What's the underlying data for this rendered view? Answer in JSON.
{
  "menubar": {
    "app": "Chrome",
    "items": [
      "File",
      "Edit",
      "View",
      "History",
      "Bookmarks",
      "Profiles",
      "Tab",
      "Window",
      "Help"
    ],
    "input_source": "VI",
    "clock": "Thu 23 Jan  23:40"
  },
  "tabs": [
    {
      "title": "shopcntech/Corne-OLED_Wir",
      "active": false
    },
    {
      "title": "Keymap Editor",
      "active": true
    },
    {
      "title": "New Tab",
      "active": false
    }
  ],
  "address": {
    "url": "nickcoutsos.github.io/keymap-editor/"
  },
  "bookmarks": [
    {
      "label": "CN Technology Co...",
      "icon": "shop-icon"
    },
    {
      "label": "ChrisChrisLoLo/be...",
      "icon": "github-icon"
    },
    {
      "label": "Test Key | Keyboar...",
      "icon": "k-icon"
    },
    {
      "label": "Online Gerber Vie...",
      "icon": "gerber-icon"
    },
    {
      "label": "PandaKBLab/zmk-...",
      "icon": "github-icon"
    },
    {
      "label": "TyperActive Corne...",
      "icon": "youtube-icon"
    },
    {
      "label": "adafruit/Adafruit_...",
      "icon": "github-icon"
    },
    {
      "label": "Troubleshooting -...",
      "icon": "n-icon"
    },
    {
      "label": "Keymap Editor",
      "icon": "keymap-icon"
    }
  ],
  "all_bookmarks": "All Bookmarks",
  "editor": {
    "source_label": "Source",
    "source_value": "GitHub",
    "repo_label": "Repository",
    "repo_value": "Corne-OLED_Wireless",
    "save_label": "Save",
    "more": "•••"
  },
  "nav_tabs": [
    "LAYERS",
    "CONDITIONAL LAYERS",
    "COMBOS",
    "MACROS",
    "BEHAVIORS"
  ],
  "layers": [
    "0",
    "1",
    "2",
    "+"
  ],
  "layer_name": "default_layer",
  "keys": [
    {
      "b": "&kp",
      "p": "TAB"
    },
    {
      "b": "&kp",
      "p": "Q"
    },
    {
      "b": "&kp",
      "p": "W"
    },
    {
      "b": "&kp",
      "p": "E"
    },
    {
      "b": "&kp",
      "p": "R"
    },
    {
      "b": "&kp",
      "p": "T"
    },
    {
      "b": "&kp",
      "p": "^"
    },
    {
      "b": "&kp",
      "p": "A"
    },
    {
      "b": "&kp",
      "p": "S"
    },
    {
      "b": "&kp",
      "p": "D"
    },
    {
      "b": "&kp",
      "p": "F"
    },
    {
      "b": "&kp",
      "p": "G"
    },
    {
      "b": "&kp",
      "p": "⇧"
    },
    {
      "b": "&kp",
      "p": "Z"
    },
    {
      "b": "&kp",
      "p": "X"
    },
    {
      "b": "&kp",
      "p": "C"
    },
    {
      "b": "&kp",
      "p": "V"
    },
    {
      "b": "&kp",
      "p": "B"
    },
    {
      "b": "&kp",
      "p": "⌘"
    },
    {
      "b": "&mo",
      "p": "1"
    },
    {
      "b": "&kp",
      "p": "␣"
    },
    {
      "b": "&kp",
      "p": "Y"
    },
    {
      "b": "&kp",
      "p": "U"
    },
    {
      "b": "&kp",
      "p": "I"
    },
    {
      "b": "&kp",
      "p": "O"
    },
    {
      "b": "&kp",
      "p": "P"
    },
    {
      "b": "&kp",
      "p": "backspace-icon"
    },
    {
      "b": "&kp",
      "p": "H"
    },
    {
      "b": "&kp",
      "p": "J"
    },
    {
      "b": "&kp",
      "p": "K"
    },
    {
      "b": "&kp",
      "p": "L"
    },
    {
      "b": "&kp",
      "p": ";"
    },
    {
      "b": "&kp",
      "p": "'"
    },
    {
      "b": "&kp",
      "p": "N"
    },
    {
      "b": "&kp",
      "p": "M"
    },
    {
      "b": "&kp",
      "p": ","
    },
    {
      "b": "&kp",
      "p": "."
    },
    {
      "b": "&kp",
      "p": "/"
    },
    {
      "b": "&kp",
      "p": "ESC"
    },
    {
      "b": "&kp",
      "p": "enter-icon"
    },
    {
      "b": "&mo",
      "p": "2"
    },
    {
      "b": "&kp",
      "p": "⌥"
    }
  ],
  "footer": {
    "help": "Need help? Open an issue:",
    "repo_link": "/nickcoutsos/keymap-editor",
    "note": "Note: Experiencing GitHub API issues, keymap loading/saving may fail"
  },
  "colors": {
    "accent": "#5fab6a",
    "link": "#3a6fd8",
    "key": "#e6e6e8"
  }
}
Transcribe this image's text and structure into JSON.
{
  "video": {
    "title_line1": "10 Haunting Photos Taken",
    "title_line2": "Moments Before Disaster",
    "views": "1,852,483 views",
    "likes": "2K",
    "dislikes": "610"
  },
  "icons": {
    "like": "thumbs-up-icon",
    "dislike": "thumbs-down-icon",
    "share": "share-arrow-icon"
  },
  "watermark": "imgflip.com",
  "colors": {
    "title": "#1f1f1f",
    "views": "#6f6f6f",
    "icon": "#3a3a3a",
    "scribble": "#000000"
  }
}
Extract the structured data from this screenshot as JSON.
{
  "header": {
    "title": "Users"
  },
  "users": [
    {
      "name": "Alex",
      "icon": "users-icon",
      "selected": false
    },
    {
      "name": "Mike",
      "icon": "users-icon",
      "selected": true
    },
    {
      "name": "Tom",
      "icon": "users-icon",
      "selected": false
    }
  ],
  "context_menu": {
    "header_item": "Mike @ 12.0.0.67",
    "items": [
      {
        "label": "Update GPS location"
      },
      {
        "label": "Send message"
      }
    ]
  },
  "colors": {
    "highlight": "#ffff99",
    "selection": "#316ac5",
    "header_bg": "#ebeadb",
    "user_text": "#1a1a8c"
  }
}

== Exercise task ==
Retype every entry word for word.

== Written response ==
What's the underlying data for this rendered view? Answer in JSON.
{
  "menubar": {
    "app": "Chrome",
    "items": [
      "File",
      "Edit",
      "View",
      "History",
      "Bookmarks",
      "Profiles",
      "Tab",
      "Window",
      "Help"
    ],
    "input_source": "VI",
    "clock": "Thu 23 Jan  23:40"
  },
  "tabs": [
    {
      "title": "shopcntech/Corne-OLED_Wir",
      "active": false
    },
    {
      "title": "Keymap Editor",
      "active": true
    },
    {
      "title": "New Tab",
      "active": false
    }
  ],
  "address": {
    "url": "nickcoutsos.github.io/keymap-editor/"
  },
  "bookmarks": [
    {
      "label": "CN Technology Co...",
      "icon": "shop-icon"
    },
    {
      "label": "ChrisChrisLoLo/be...",
      "icon": "github-icon"
    },
    {
      "label": "Test Key | Keyboar...",
      "icon": "k-icon"
    },
    {
      "label": "Online Gerber Vie...",
      "icon": "gerber-icon"
    },
    {
      "label": "PandaKBLab/zmk-...",
      "icon": "github-icon"
    },
    {
      "label": "TyperActive Corne...",
      "icon": "youtube-icon"
    },
    {
      "label": "adafruit/Adafruit_...",
      "icon": "github-icon"
    },
    {
      "label": "Troubleshooting -...",
      "icon": "n-icon"
    },
    {
      "label": "Keymap Editor",
      "icon": "keymap-icon"
    }
  ],
  "all_bookmarks": "All Bookmarks",
  "editor": {
    "source_label": "Source",
    "source_value": "GitHub",
    "repo_label": "Repository",
    "repo_value": "Corne-OLED_Wireless",
    "save_label": "Save",
    "more": "•••"
  },
  "nav_tabs": [
    "LAYERS",
    "CONDITIONAL LAYERS",
    "COMBOS",
    "MACROS",
    "BEHAVIORS"
  ],
  "layers": [
    "0",
    "1",
    "2",
    "+"
  ],
  "layer_name": "default_layer",
  "keys": [
    {
      "b": "&kp",
      "p": "TAB"
    },
    {
      "b": "&kp",
      "p": "Q"
    },
    {
      "b": "&kp",
      "p": "W"
    },
    {
      "b": "&kp",
      "p": "E"
    },
    {
      "b": "&kp",
      "p": "R"
    },
    {
      "b": "&kp",
      "p": "T"
    },
    {
      "b": "&kp",
      "p": "^"
    },
    {
      "b": "&kp",
      "p": "A"
    },
    {
      "b": "&kp",
      "p": "S"
    },
    {
      "b": "&kp",
      "p": "D"
    },
    {
      "b": "&kp",
      "p": "F"
    },
    {
      "b": "&kp",
      "p": "G"
    },
    {
      "b": "&kp",
      "p": "⇧"
    },
    {
      "b": "&kp",
      "p": "Z"
    },
    {
      "b": "&kp",
      "p": "X"
    },
    {
      "b": "&kp",
      "p": "C"
    },
    {
      "b": "&kp",
      "p": "V"
    },
    {
      "b": "&kp",
      "p": "B"
    },
    {
      "b": "&kp",
      "p": "⌘"
    },
    {
      "b": "&mo",
      "p": "1"
    },
    {
      "b": "&kp",
      "p": "␣"
    },
    {
      "b": "&kp",
      "p": "Y"
    },
    {
      "b": "&kp",
      "p": "U"
    },
    {
      "b": "&kp",
      "p": "I"
    },
    {
      "b": "&kp",
      "p": "O"
    },
    {
      "b": "&kp",
      "p": "P"
    },
    {
      "b": "&kp",
      "p": "backspace-icon"
    },
    {
      "b": "&kp",
      "p": "H"
    },
    {
      "b": "&kp",
      "p": "J"
    },
    {
      "b": "&kp",
      "p": "K"
    },
    {
      "b": "&kp",
      "p": "L"
    },
    {
      "b": "&kp",
      "p": ";"
    },
    {
      "b": "&kp",
      "p": "'"
    },
    {
      "b": "&kp",
      "p": "N"
    },
    {
      "b": "&kp",
      "p": "M"
    },
    {
      "b": "&kp",
      "p": ","
    },
    {
      "b": "&kp",
      "p": "."
    },
    {
      "b": "&kp",
      "p": "/"
    },
    {
      "b": "&kp",
      "p": "ESC"
    },
    {
      "b": "&kp",
      "p": "enter-icon"
    },
    {
      "b": "&mo",
      "p": "2"
    },
    {
      "b": "&kp",
      "p": "⌥"
    }
  ],
  "footer": {
    "help": "Need help? Open an issue:",
    "repo_link": "/nickcoutsos/keymap-editor",
    "note": "Note: Experiencing GitHub API issues, keymap loading/saving may fail"
  },
  "colors": {
    "accent": "#5fab6a",
    "link": "#3a6fd8",
    "key": "#e6e6e8"
  }
}
Transcribe this image's text and structure into JSON.
{
  "video": {
    "title_line1": "10 Haunting Photos Taken",
    "title_line2": "Moments Before Disaster",
    "views": "1,852,483 views",
    "likes": "2K",
    "dislikes": "610"
  },
  "icons": {
    "like": "thumbs-up-icon",
    "dislike": "thumbs-down-icon",
    "share": "share-arrow-icon"
  },
  "watermark": "imgflip.com",
  "colors": {
    "title": "#1f1f1f",
    "views": "#6f6f6f",
    "icon": "#3a3a3a",
    "scribble": "#000000"
  }
}
Extract the structured data from this screenshot as JSON.
{
  "header": {
    "title": "Users"
  },
  "users": [
    {
      "name": "Alex",
      "icon": "users-icon",
      "selected": false
    },
    {
      "name": "Mike",
      "icon": "users-icon",
      "selected": true
    },
    {
      "name": "Tom",
      "icon": "users-icon",
      "selected": false
    }
  ],
  "context_menu": {
    "header_item": "Mike @ 12.0.0.67",
    "items": [
      {
        "label": "Update GPS location"
      },
      {
        "label": "Send message"
      }
    ]
  },
  "colors": {
    "highlight": "#ffff99",
    "selection": "#316ac5",
    "header_bg": "#ebeadb",
    "user_text": "#1a1a8c"
  }
}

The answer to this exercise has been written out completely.